WHAT THIS TASK INVOLVES: Return every line of the material below unchanged, from the first line to the last.

Dataset entries:
******

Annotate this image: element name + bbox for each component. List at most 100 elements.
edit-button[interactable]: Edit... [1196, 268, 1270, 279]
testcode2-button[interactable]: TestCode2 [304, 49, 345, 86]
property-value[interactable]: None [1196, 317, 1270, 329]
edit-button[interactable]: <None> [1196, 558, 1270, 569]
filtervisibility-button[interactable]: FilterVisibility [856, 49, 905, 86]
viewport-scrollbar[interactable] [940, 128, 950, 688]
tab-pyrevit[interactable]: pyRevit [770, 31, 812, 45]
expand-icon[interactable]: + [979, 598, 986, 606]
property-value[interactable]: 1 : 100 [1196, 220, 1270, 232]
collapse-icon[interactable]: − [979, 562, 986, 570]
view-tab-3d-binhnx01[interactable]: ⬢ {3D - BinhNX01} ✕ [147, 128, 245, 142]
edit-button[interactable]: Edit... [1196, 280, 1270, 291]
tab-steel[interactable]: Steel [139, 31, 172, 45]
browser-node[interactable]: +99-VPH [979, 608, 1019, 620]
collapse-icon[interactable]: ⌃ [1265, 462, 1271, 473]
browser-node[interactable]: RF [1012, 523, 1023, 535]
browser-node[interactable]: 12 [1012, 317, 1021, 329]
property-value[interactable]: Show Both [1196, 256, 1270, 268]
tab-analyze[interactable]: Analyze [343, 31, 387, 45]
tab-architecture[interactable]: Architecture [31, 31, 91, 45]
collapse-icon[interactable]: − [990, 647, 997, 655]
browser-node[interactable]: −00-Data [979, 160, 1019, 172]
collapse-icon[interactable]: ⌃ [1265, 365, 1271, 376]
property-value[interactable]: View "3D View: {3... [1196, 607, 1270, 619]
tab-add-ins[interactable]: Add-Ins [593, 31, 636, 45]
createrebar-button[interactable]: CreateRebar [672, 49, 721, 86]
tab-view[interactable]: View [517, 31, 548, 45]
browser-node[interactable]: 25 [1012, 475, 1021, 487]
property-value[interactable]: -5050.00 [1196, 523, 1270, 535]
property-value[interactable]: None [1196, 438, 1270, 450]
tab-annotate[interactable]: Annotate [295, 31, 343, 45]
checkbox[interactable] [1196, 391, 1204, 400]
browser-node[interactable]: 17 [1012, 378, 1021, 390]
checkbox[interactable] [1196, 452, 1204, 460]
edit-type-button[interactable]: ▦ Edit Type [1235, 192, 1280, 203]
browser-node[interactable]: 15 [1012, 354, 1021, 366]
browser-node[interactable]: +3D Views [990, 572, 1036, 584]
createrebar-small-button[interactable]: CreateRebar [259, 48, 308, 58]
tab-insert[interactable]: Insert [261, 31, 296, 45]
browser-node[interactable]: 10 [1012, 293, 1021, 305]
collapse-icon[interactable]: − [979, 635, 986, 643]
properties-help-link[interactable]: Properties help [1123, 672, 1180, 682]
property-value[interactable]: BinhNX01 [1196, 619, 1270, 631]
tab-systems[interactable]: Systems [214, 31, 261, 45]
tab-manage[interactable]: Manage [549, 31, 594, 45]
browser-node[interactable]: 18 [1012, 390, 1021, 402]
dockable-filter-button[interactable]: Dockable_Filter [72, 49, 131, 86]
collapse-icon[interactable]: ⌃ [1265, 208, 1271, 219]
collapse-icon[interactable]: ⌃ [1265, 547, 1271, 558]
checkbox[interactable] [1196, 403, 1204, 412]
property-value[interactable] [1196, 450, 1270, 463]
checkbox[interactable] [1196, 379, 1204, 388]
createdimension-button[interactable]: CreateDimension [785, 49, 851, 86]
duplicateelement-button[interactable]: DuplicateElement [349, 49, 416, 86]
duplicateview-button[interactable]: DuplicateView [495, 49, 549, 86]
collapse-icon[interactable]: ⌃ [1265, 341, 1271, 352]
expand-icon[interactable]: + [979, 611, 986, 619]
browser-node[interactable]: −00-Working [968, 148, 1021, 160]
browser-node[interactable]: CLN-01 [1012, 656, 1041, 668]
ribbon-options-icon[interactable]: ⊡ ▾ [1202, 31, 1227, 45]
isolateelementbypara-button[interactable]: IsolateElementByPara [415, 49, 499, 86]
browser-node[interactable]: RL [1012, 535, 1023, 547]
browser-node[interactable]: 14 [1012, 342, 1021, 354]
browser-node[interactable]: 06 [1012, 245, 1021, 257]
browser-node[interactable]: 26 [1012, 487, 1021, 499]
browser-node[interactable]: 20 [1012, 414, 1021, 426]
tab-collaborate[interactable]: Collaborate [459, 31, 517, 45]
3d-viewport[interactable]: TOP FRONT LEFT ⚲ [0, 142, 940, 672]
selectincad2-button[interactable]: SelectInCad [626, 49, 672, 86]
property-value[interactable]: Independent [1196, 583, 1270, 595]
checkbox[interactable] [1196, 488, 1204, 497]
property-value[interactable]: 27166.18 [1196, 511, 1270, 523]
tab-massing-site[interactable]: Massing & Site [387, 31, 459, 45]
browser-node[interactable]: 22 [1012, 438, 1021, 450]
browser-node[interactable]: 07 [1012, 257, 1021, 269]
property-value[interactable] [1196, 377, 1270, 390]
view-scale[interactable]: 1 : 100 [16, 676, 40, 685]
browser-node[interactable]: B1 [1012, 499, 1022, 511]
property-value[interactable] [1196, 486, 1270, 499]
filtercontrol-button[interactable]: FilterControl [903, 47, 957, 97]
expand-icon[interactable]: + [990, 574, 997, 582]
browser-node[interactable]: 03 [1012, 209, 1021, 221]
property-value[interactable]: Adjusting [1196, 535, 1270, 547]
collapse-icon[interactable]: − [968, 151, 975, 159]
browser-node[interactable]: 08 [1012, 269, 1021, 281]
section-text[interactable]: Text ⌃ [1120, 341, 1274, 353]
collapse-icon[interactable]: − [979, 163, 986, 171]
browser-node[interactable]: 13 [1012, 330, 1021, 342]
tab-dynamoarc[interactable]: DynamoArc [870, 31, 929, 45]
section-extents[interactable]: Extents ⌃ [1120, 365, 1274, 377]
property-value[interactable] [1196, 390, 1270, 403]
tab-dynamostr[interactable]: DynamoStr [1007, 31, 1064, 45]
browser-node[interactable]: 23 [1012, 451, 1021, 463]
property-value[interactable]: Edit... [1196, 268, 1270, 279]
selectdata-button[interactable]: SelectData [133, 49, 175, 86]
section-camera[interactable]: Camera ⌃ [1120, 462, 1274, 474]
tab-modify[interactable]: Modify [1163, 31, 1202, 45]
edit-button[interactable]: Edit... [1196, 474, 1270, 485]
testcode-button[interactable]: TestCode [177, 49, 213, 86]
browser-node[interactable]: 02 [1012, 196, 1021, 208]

******

THE RESPONSE:
Annotate this image: element name + bbox for each component. List at most 100 elements.
edit-button[interactable]: Edit... [1196, 268, 1270, 279]
testcode2-button[interactable]: TestCode2 [304, 49, 345, 86]
property-value[interactable]: None [1196, 317, 1270, 329]
edit-button[interactable]: <None> [1196, 558, 1270, 569]
filtervisibility-button[interactable]: FilterVisibility [856, 49, 905, 86]
viewport-scrollbar[interactable] [940, 128, 950, 688]
tab-pyrevit[interactable]: pyRevit [770, 31, 812, 45]
expand-icon[interactable]: + [979, 598, 986, 606]
property-value[interactable]: 1 : 100 [1196, 220, 1270, 232]
collapse-icon[interactable]: − [979, 562, 986, 570]
view-tab-3d-binhnx01[interactable]: ⬢ {3D - BinhNX01} ✕ [147, 128, 245, 142]
edit-button[interactable]: Edit... [1196, 280, 1270, 291]
tab-steel[interactable]: Steel [139, 31, 172, 45]
browser-node[interactable]: +99-VPH [979, 608, 1019, 620]
collapse-icon[interactable]: ⌃ [1265, 462, 1271, 473]
browser-node[interactable]: RF [1012, 523, 1023, 535]
browser-node[interactable]: 12 [1012, 317, 1021, 329]
property-value[interactable]: Show Both [1196, 256, 1270, 268]
tab-analyze[interactable]: Analyze [343, 31, 387, 45]
tab-architecture[interactable]: Architecture [31, 31, 91, 45]
collapse-icon[interactable]: − [990, 647, 997, 655]
browser-node[interactable]: −00-Data [979, 160, 1019, 172]
collapse-icon[interactable]: ⌃ [1265, 365, 1271, 376]
property-value[interactable]: View "3D View: {3... [1196, 607, 1270, 619]
tab-add-ins[interactable]: Add-Ins [593, 31, 636, 45]
createrebar-button[interactable]: CreateRebar [672, 49, 721, 86]
tab-view[interactable]: View [517, 31, 548, 45]
browser-node[interactable]: 25 [1012, 475, 1021, 487]
property-value[interactable]: -5050.00 [1196, 523, 1270, 535]
property-value[interactable]: None [1196, 438, 1270, 450]
tab-annotate[interactable]: Annotate [295, 31, 343, 45]
checkbox[interactable] [1196, 391, 1204, 400]
browser-node[interactable]: 17 [1012, 378, 1021, 390]
checkbox[interactable] [1196, 452, 1204, 460]
edit-type-button[interactable]: ▦ Edit Type [1235, 192, 1280, 203]
browser-node[interactable]: 15 [1012, 354, 1021, 366]
browser-node[interactable]: +3D Views [990, 572, 1036, 584]
createrebar-small-button[interactable]: CreateRebar [259, 48, 308, 58]
tab-insert[interactable]: Insert [261, 31, 296, 45]
browser-node[interactable]: 10 [1012, 293, 1021, 305]
collapse-icon[interactable]: − [979, 635, 986, 643]
properties-help-link[interactable]: Properties help [1123, 672, 1180, 682]
property-value[interactable]: BinhNX01 [1196, 619, 1270, 631]
tab-systems[interactable]: Systems [214, 31, 261, 45]
tab-manage[interactable]: Manage [549, 31, 594, 45]
browser-node[interactable]: 18 [1012, 390, 1021, 402]
dockable-filter-button[interactable]: Dockable_Filter [72, 49, 131, 86]
collapse-icon[interactable]: ⌃ [1265, 208, 1271, 219]
collapse-icon[interactable]: ⌃ [1265, 547, 1271, 558]
checkbox[interactable] [1196, 403, 1204, 412]
property-value[interactable] [1196, 450, 1270, 463]
checkbox[interactable] [1196, 379, 1204, 388]
createdimension-button[interactable]: CreateDimension [785, 49, 851, 86]
duplicateelement-button[interactable]: DuplicateElement [349, 49, 416, 86]
duplicateview-button[interactable]: DuplicateView [495, 49, 549, 86]
collapse-icon[interactable]: ⌃ [1265, 341, 1271, 352]
expand-icon[interactable]: + [979, 611, 986, 619]
browser-node[interactable]: −00-Working [968, 148, 1021, 160]
browser-node[interactable]: CLN-01 [1012, 656, 1041, 668]
ribbon-options-icon[interactable]: ⊡ ▾ [1202, 31, 1227, 45]
isolateelementbypara-button[interactable]: IsolateElementByPara [415, 49, 499, 86]
browser-node[interactable]: RL [1012, 535, 1023, 547]
browser-node[interactable]: 14 [1012, 342, 1021, 354]
browser-node[interactable]: 06 [1012, 245, 1021, 257]
browser-node[interactable]: 26 [1012, 487, 1021, 499]
browser-node[interactable]: 20 [1012, 414, 1021, 426]
tab-collaborate[interactable]: Collaborate [459, 31, 517, 45]
3d-viewport[interactable]: TOP FRONT LEFT ⚲ [0, 142, 940, 672]
selectincad2-button[interactable]: SelectInCad [626, 49, 672, 86]
property-value[interactable]: Independent [1196, 583, 1270, 595]
checkbox[interactable] [1196, 488, 1204, 497]
property-value[interactable]: 27166.18 [1196, 511, 1270, 523]
tab-massing-site[interactable]: Massing & Site [387, 31, 459, 45]
browser-node[interactable]: 22 [1012, 438, 1021, 450]
browser-node[interactable]: 07 [1012, 257, 1021, 269]
property-value[interactable] [1196, 377, 1270, 390]
view-scale[interactable]: 1 : 100 [16, 676, 40, 685]
browser-node[interactable]: B1 [1012, 499, 1022, 511]
property-value[interactable] [1196, 486, 1270, 499]
filtercontrol-button[interactable]: FilterControl [903, 47, 957, 97]
expand-icon[interactable]: + [990, 574, 997, 582]
browser-node[interactable]: 03 [1012, 209, 1021, 221]
property-value[interactable]: Adjusting [1196, 535, 1270, 547]
collapse-icon[interactable]: − [968, 151, 975, 159]
browser-node[interactable]: 08 [1012, 269, 1021, 281]
section-text[interactable]: Text ⌃ [1120, 341, 1274, 353]
collapse-icon[interactable]: − [979, 163, 986, 171]
browser-node[interactable]: 13 [1012, 330, 1021, 342]
tab-dynamoarc[interactable]: DynamoArc [870, 31, 929, 45]
section-extents[interactable]: Extents ⌃ [1120, 365, 1274, 377]
property-value[interactable] [1196, 390, 1270, 403]
tab-dynamostr[interactable]: DynamoStr [1007, 31, 1064, 45]
browser-node[interactable]: 23 [1012, 451, 1021, 463]
property-value[interactable]: Edit... [1196, 268, 1270, 279]
selectdata-button[interactable]: SelectData [133, 49, 175, 86]
section-camera[interactable]: Camera ⌃ [1120, 462, 1274, 474]
tab-modify[interactable]: Modify [1163, 31, 1202, 45]
edit-button[interactable]: Edit... [1196, 474, 1270, 485]
testcode-button[interactable]: TestCode [177, 49, 213, 86]
browser-node[interactable]: 02 [1012, 196, 1021, 208]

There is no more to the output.